** Start **
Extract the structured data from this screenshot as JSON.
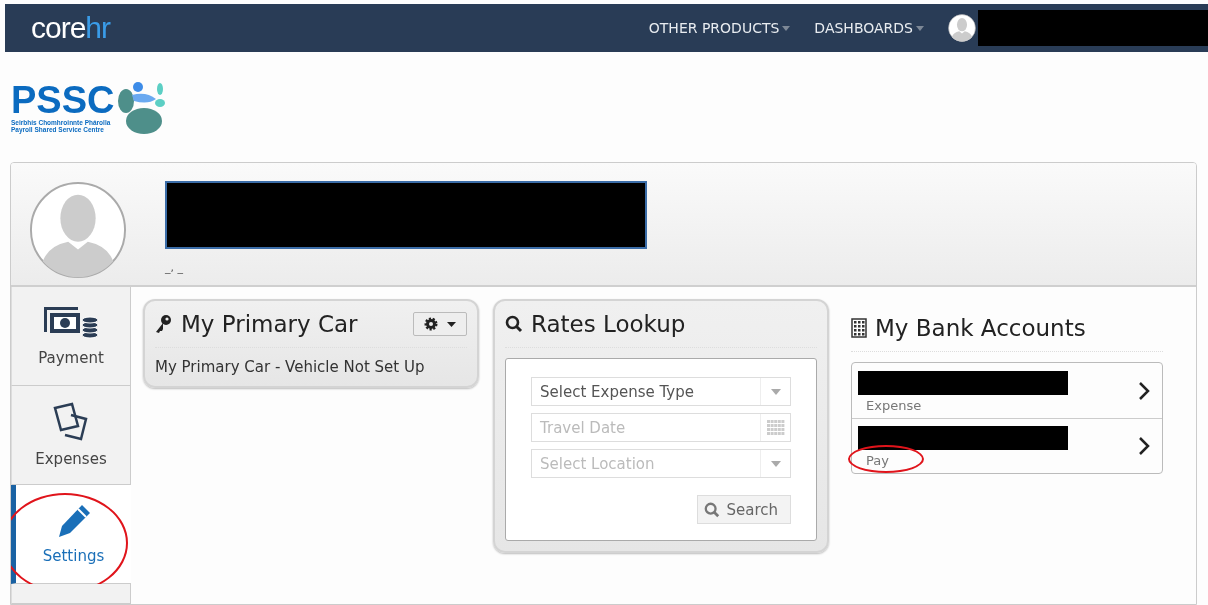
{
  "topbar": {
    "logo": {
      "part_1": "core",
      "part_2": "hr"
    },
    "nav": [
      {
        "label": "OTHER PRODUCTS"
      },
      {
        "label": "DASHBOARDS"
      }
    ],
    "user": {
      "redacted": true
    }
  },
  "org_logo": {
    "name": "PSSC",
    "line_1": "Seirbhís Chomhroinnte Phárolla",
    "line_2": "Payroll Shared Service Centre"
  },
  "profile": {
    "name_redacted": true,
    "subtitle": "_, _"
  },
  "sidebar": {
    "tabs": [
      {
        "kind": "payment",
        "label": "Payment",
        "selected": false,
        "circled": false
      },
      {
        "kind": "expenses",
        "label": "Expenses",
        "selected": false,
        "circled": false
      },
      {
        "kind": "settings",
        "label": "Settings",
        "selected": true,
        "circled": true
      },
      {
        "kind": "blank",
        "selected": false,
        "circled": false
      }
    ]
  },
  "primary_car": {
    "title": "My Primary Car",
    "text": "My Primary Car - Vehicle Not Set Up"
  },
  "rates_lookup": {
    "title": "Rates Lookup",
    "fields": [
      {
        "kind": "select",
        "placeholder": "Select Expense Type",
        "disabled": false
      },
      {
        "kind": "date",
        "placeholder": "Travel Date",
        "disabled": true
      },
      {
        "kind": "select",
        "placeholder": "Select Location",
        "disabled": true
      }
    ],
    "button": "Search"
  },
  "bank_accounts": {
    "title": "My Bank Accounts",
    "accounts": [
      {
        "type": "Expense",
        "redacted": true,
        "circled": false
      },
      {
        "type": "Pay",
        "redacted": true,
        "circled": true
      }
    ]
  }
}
** End **
** Start **
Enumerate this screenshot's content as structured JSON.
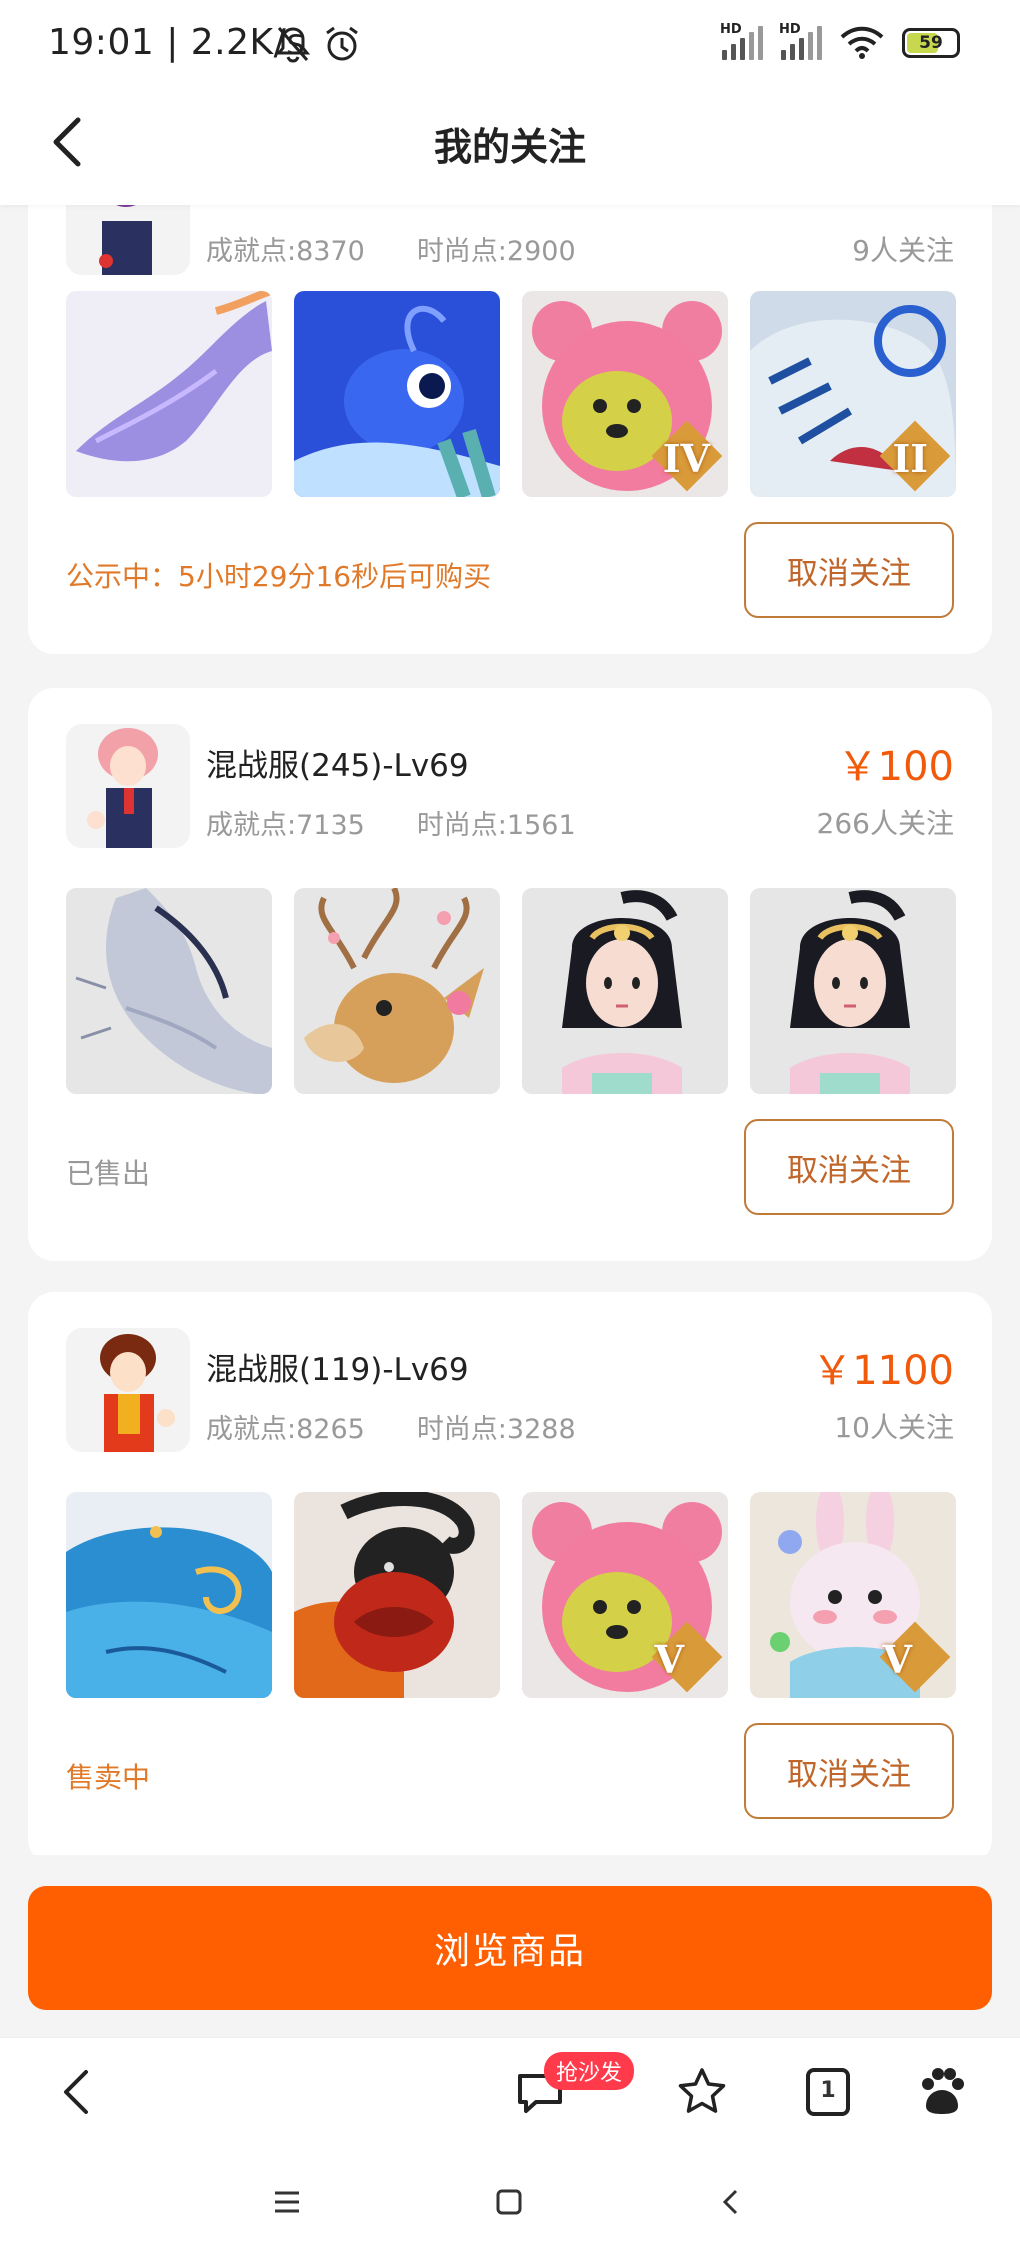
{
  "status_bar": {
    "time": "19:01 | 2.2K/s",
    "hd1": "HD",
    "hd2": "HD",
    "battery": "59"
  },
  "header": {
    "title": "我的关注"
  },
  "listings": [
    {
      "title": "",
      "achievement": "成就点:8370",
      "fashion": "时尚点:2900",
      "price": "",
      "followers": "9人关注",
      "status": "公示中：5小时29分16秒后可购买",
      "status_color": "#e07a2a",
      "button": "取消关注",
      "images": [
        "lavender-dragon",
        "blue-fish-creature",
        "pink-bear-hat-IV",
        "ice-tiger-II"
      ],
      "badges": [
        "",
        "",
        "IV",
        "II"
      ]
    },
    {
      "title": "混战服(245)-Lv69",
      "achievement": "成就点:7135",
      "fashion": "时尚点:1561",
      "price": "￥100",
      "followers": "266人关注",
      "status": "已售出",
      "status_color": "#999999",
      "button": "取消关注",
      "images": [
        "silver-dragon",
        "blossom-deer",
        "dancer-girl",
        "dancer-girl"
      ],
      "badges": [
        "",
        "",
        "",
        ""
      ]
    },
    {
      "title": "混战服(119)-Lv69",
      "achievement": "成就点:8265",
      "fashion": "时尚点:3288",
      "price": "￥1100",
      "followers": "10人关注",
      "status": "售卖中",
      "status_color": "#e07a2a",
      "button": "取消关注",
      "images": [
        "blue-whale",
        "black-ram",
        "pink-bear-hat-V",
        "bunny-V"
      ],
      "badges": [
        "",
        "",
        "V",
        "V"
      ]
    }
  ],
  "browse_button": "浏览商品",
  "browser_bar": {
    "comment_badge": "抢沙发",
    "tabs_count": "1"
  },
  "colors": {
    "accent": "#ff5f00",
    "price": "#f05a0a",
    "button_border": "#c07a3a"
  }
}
** End **
> **What is required**:
Where a line in the entries holds "kind", copy that line.

> **Output**:
        "kind": "payment",
        "kind": "expenses",
        "kind": "settings",
        "kind": "blank",
        "kind": "select",
        "kind": "date",
        "kind": "select",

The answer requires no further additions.